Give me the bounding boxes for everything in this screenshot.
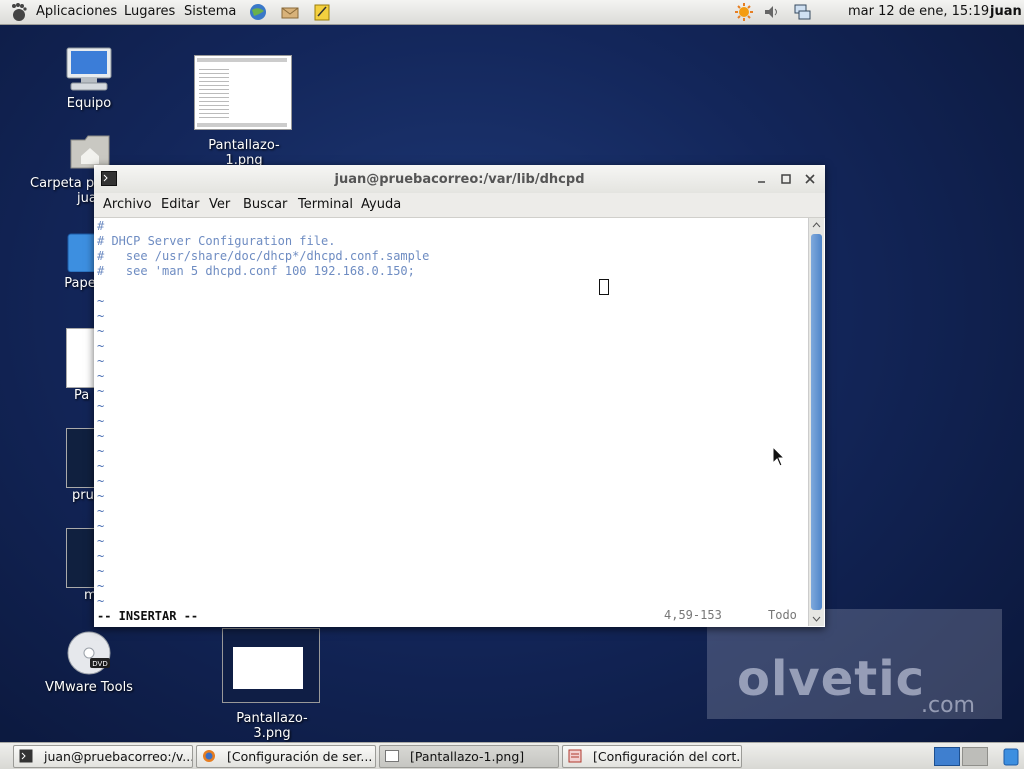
menu-aplicaciones[interactable]: Aplicaciones [36, 4, 117, 19]
empty-line-tilde: ~ [97, 429, 105, 443]
empty-line-tilde: ~ [97, 474, 105, 488]
empty-line-tilde: ~ [97, 444, 105, 458]
editor-line: # DHCP Server Configuration file. [97, 234, 336, 248]
trash-icon [67, 233, 99, 273]
terminal-text-area[interactable]: # # DHCP Server Configuration file. # se… [94, 218, 808, 627]
task-label: [Pantallazo-1.png] [410, 749, 525, 764]
menu-lugares[interactable]: Lugares [124, 4, 175, 19]
task-label: [Configuración de ser... [227, 749, 373, 764]
cursor-position: 4,59-153 [664, 608, 722, 622]
menu-buscar[interactable]: Buscar [243, 197, 287, 212]
text-cursor [599, 279, 609, 295]
desktop-icon-label: VMware Tools [45, 680, 133, 695]
terminal-menubar: Archivo Editar Ver Buscar Terminal Ayuda [94, 193, 825, 218]
editor-line: # [97, 219, 105, 233]
window-titlebar[interactable]: juan@pruebacorreo:/var/lib/dhcpd [94, 165, 825, 194]
close-icon[interactable] [804, 173, 816, 185]
menu-terminal[interactable]: Terminal [298, 197, 353, 212]
scroll-position: Todo [768, 608, 797, 622]
user-menu[interactable]: juan [990, 4, 1022, 19]
task-image-viewer[interactable]: [Pantallazo-1.png] [379, 745, 559, 768]
editor-mode: -- INSERTAR -- [97, 609, 199, 623]
menu-archivo[interactable]: Archivo [103, 197, 152, 212]
network-icon[interactable] [792, 2, 812, 22]
task-firefox[interactable]: [Configuración de ser... [196, 745, 376, 768]
desktop-icon-equipo[interactable]: Equipo [44, 46, 134, 111]
empty-line-tilde: ~ [97, 354, 105, 368]
empty-line-tilde: ~ [97, 369, 105, 383]
desktop-icon-label: Pantallazo-3.png [236, 711, 308, 741]
update-notifier-icon[interactable] [734, 2, 754, 22]
svg-text:DVD: DVD [92, 660, 107, 668]
empty-line-tilde: ~ [97, 324, 105, 338]
empty-line-tilde: ~ [97, 564, 105, 578]
clock[interactable]: mar 12 de ene, 15:19 [848, 4, 989, 19]
top-panel: Aplicaciones Lugares Sistema mar 12 de e… [0, 0, 1024, 25]
scroll-up-icon[interactable] [812, 221, 821, 229]
empty-line-tilde: ~ [97, 549, 105, 563]
empty-line-tilde: ~ [97, 459, 105, 473]
empty-line-tilde: ~ [97, 489, 105, 503]
bottom-taskbar: juan@pruebacorreo:/v... [Configuración d… [0, 742, 1024, 769]
dvd-icon: DVD [67, 631, 111, 675]
empty-line-tilde: ~ [97, 399, 105, 413]
watermark-text: olvetic [737, 651, 926, 707]
menu-editar[interactable]: Editar [161, 197, 200, 212]
empty-line-tilde: ~ [97, 534, 105, 548]
image-thumbnail-icon [194, 55, 292, 130]
empty-line-tilde: ~ [97, 294, 105, 308]
editor-line: # see 'man 5 dhcpd.conf 100 192.168.0.15… [97, 264, 415, 278]
empty-line-tilde: ~ [97, 519, 105, 533]
desktop-icon-label: Pantallazo-1.png [208, 138, 280, 168]
mouse-pointer-icon [772, 446, 786, 467]
window-title: juan@pruebacorreo:/var/lib/dhcpd [334, 172, 585, 187]
firefox-icon [203, 750, 215, 762]
task-label: [Configuración del cort... [593, 749, 742, 764]
watermark-subtext: .com [921, 693, 975, 718]
terminal-icon [19, 749, 33, 763]
desktop-icon-pantallazo-1[interactable]: Pantallazo-1.png [190, 55, 298, 168]
notes-icon[interactable] [312, 2, 332, 22]
empty-line-tilde: ~ [97, 414, 105, 428]
empty-line-tilde: ~ [97, 504, 105, 518]
workspace-1[interactable] [934, 747, 960, 766]
empty-line-tilde: ~ [97, 339, 105, 353]
empty-line-tilde: ~ [97, 309, 105, 323]
menu-ver[interactable]: Ver [209, 197, 230, 212]
minimize-icon[interactable] [756, 173, 768, 185]
document-icon [568, 749, 582, 763]
desktop-icon-vmware-tools[interactable]: DVD VMware Tools [40, 630, 138, 695]
empty-line-tilde: ~ [97, 579, 105, 593]
terminal-window[interactable]: juan@pruebacorreo:/var/lib/dhcpd Archivo… [94, 165, 825, 627]
task-label: juan@pruebacorreo:/v... [44, 749, 193, 764]
scrollbar-thumb[interactable] [811, 234, 822, 610]
editor-line: # see /usr/share/doc/dhcp*/dhcpd.conf.sa… [97, 249, 430, 263]
web-browser-icon[interactable] [248, 2, 268, 22]
empty-line-tilde: ~ [97, 384, 105, 398]
empty-line-tilde: ~ [97, 594, 105, 608]
image-thumbnail-icon [222, 628, 320, 703]
gnome-foot-icon[interactable] [8, 2, 28, 22]
menu-ayuda[interactable]: Ayuda [361, 197, 401, 212]
menu-sistema[interactable]: Sistema [184, 4, 236, 19]
volume-icon[interactable] [762, 2, 782, 22]
trash-applet-icon[interactable] [1002, 746, 1020, 766]
image-icon [385, 750, 399, 762]
workspace-2[interactable] [962, 747, 988, 766]
computer-icon [66, 47, 112, 91]
desktop-icon-pantallazo-3[interactable]: Pantallazo-3.png [218, 628, 326, 741]
scroll-down-icon[interactable] [812, 615, 821, 623]
scrollbar[interactable] [808, 218, 824, 626]
maximize-icon[interactable] [780, 173, 792, 185]
desktop-icon-label: Equipo [66, 96, 112, 111]
mail-icon[interactable] [280, 2, 300, 22]
task-config[interactable]: [Configuración del cort... [562, 745, 742, 768]
task-terminal[interactable]: juan@pruebacorreo:/v... [13, 745, 193, 768]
----------
EXERCISE TASK
Rewrite part of the data as a JSON list of strings, one string per line and with no blank lines. Begin at the line that has "menu-aplicaciones[interactable]: Aplicaciones [36, 4, 117, 19]", and stop after the line that has "task-label: [Configuración de ser...".

WRITTEN ANSWER
[
  "menu-aplicaciones[interactable]: Aplicaciones [36, 4, 117, 19]",
  "empty-line-tilde: ~ [97, 429, 105, 443]",
  "empty-line-tilde: ~ [97, 474, 105, 488]",
  "empty-line-tilde: ~ [97, 444, 105, 458]",
  "editor-line: # DHCP Server Configuration file. [97, 234, 336, 248]",
  "trash-icon [67, 233, 99, 273]",
  "terminal-text-area[interactable]: # # DHCP Server Configuration file. # se… [94, 218, 808, 627]",
  "task-label: [Pantallazo-1.png] [410, 749, 525, 764]",
  "menu-lugares[interactable]: Lugares [124, 4, 175, 19]",
  "task-label: [Configuración de ser... [227, 749, 373, 764]"
]